Write out each line exactly as it stands, please.

─── AVAILABLE RECORDS ───

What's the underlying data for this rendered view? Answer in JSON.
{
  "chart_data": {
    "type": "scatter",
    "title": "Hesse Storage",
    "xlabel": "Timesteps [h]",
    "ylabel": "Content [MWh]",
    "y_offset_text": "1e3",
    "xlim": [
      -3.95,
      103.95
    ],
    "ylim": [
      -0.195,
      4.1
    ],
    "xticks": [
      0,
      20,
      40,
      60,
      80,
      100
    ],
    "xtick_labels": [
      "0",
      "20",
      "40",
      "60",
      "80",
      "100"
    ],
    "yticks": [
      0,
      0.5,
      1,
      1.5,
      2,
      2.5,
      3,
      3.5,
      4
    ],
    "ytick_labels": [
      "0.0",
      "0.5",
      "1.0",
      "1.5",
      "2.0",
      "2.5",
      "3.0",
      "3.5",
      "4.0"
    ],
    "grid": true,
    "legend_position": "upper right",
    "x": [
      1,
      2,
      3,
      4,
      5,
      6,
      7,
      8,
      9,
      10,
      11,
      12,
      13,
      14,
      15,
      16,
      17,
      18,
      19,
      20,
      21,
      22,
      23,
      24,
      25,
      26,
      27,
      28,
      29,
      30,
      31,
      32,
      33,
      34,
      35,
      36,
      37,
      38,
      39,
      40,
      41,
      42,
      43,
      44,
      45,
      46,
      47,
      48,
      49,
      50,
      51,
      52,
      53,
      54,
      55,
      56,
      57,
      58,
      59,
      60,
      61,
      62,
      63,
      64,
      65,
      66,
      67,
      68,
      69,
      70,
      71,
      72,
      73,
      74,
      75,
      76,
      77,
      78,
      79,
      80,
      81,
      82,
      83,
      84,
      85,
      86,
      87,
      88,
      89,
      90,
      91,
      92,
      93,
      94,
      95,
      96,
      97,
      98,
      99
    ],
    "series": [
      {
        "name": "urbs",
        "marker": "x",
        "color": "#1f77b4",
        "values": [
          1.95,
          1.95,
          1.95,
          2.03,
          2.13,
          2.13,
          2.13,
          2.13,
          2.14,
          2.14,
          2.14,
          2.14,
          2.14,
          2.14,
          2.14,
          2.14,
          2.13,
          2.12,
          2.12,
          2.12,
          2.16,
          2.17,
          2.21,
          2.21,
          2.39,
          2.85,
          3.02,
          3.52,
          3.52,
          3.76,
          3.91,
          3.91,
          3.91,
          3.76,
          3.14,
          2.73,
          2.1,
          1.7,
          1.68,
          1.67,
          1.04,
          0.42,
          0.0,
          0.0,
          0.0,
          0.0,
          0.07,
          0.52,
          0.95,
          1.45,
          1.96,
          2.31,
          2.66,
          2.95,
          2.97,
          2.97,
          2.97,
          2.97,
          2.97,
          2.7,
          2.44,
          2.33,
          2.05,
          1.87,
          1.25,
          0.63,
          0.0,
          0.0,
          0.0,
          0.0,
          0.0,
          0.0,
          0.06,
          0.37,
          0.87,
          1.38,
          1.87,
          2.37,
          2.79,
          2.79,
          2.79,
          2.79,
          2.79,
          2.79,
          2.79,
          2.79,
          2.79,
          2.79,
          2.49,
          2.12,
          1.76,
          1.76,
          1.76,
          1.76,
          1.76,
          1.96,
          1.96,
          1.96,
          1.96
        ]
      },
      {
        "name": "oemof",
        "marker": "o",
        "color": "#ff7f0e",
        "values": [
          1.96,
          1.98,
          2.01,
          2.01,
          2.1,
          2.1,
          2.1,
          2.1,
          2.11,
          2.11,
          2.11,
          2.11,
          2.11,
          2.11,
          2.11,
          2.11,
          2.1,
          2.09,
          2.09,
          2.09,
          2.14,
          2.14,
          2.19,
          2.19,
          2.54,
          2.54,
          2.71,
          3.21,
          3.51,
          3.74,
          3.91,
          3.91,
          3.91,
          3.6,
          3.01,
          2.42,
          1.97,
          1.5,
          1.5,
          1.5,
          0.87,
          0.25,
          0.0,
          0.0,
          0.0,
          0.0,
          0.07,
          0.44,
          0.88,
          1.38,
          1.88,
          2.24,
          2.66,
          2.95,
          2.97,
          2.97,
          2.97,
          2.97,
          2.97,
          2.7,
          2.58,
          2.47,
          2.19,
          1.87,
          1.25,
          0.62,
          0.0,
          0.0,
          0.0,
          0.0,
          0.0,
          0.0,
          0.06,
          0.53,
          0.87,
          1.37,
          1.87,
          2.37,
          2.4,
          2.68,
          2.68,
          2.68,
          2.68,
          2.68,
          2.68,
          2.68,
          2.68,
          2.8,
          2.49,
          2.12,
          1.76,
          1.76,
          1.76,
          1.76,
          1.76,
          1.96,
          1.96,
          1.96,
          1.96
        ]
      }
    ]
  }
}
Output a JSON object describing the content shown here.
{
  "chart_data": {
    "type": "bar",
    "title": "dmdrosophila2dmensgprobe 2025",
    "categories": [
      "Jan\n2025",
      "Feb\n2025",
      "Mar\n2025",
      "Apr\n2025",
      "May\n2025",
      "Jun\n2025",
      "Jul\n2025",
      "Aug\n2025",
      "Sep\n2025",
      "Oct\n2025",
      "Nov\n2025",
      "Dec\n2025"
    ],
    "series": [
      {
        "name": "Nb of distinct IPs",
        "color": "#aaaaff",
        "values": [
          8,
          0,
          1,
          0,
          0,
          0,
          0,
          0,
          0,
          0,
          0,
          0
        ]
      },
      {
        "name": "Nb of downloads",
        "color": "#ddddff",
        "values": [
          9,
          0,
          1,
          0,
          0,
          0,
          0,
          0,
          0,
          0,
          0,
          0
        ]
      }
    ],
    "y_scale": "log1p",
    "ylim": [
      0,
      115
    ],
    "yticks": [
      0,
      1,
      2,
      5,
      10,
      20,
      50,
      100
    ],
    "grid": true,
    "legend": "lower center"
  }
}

───

## WRITTEN RESPONSE
What's the underlying data for this rendered view? Answer in JSON.
{
  "chart_data": {
    "type": "scatter",
    "title": "Hesse Storage",
    "xlabel": "Timesteps [h]",
    "ylabel": "Content [MWh]",
    "y_offset_text": "1e3",
    "xlim": [
      -3.95,
      103.95
    ],
    "ylim": [
      -0.195,
      4.1
    ],
    "xticks": [
      0,
      20,
      40,
      60,
      80,
      100
    ],
    "xtick_labels": [
      "0",
      "20",
      "40",
      "60",
      "80",
      "100"
    ],
    "yticks": [
      0,
      0.5,
      1,
      1.5,
      2,
      2.5,
      3,
      3.5,
      4
    ],
    "ytick_labels": [
      "0.0",
      "0.5",
      "1.0",
      "1.5",
      "2.0",
      "2.5",
      "3.0",
      "3.5",
      "4.0"
    ],
    "grid": true,
    "legend_position": "upper right",
    "x": [
      1,
      2,
      3,
      4,
      5,
      6,
      7,
      8,
      9,
      10,
      11,
      12,
      13,
      14,
      15,
      16,
      17,
      18,
      19,
      20,
      21,
      22,
      23,
      24,
      25,
      26,
      27,
      28,
      29,
      30,
      31,
      32,
      33,
      34,
      35,
      36,
      37,
      38,
      39,
      40,
      41,
      42,
      43,
      44,
      45,
      46,
      47,
      48,
      49,
      50,
      51,
      52,
      53,
      54,
      55,
      56,
      57,
      58,
      59,
      60,
      61,
      62,
      63,
      64,
      65,
      66,
      67,
      68,
      69,
      70,
      71,
      72,
      73,
      74,
      75,
      76,
      77,
      78,
      79,
      80,
      81,
      82,
      83,
      84,
      85,
      86,
      87,
      88,
      89,
      90,
      91,
      92,
      93,
      94,
      95,
      96,
      97,
      98,
      99
    ],
    "series": [
      {
        "name": "urbs",
        "marker": "x",
        "color": "#1f77b4",
        "values": [
          1.95,
          1.95,
          1.95,
          2.03,
          2.13,
          2.13,
          2.13,
          2.13,
          2.14,
          2.14,
          2.14,
          2.14,
          2.14,
          2.14,
          2.14,
          2.14,
          2.13,
          2.12,
          2.12,
          2.12,
          2.16,
          2.17,
          2.21,
          2.21,
          2.39,
          2.85,
          3.02,
          3.52,
          3.52,
          3.76,
          3.91,
          3.91,
          3.91,
          3.76,
          3.14,
          2.73,
          2.1,
          1.7,
          1.68,
          1.67,
          1.04,
          0.42,
          0.0,
          0.0,
          0.0,
          0.0,
          0.07,
          0.52,
          0.95,
          1.45,
          1.96,
          2.31,
          2.66,
          2.95,
          2.97,
          2.97,
          2.97,
          2.97,
          2.97,
          2.7,
          2.44,
          2.33,
          2.05,
          1.87,
          1.25,
          0.63,
          0.0,
          0.0,
          0.0,
          0.0,
          0.0,
          0.0,
          0.06,
          0.37,
          0.87,
          1.38,
          1.87,
          2.37,
          2.79,
          2.79,
          2.79,
          2.79,
          2.79,
          2.79,
          2.79,
          2.79,
          2.79,
          2.79,
          2.49,
          2.12,
          1.76,
          1.76,
          1.76,
          1.76,
          1.76,
          1.96,
          1.96,
          1.96,
          1.96
        ]
      },
      {
        "name": "oemof",
        "marker": "o",
        "color": "#ff7f0e",
        "values": [
          1.96,
          1.98,
          2.01,
          2.01,
          2.1,
          2.1,
          2.1,
          2.1,
          2.11,
          2.11,
          2.11,
          2.11,
          2.11,
          2.11,
          2.11,
          2.11,
          2.1,
          2.09,
          2.09,
          2.09,
          2.14,
          2.14,
          2.19,
          2.19,
          2.54,
          2.54,
          2.71,
          3.21,
          3.51,
          3.74,
          3.91,
          3.91,
          3.91,
          3.6,
          3.01,
          2.42,
          1.97,
          1.5,
          1.5,
          1.5,
          0.87,
          0.25,
          0.0,
          0.0,
          0.0,
          0.0,
          0.07,
          0.44,
          0.88,
          1.38,
          1.88,
          2.24,
          2.66,
          2.95,
          2.97,
          2.97,
          2.97,
          2.97,
          2.97,
          2.7,
          2.58,
          2.47,
          2.19,
          1.87,
          1.25,
          0.62,
          0.0,
          0.0,
          0.0,
          0.0,
          0.0,
          0.0,
          0.06,
          0.53,
          0.87,
          1.37,
          1.87,
          2.37,
          2.4,
          2.68,
          2.68,
          2.68,
          2.68,
          2.68,
          2.68,
          2.68,
          2.68,
          2.8,
          2.49,
          2.12,
          1.76,
          1.76,
          1.76,
          1.76,
          1.76,
          1.96,
          1.96,
          1.96,
          1.96
        ]
      }
    ]
  }
}
Output a JSON object describing the content shown here.
{
  "chart_data": {
    "type": "bar",
    "title": "dmdrosophila2dmensgprobe 2025",
    "categories": [
      "Jan\n2025",
      "Feb\n2025",
      "Mar\n2025",
      "Apr\n2025",
      "May\n2025",
      "Jun\n2025",
      "Jul\n2025",
      "Aug\n2025",
      "Sep\n2025",
      "Oct\n2025",
      "Nov\n2025",
      "Dec\n2025"
    ],
    "series": [
      {
        "name": "Nb of distinct IPs",
        "color": "#aaaaff",
        "values": [
          8,
          0,
          1,
          0,
          0,
          0,
          0,
          0,
          0,
          0,
          0,
          0
        ]
      },
      {
        "name": "Nb of downloads",
        "color": "#ddddff",
        "values": [
          9,
          0,
          1,
          0,
          0,
          0,
          0,
          0,
          0,
          0,
          0,
          0
        ]
      }
    ],
    "y_scale": "log1p",
    "ylim": [
      0,
      115
    ],
    "yticks": [
      0,
      1,
      2,
      5,
      10,
      20,
      50,
      100
    ],
    "grid": true,
    "legend": "lower center"
  }
}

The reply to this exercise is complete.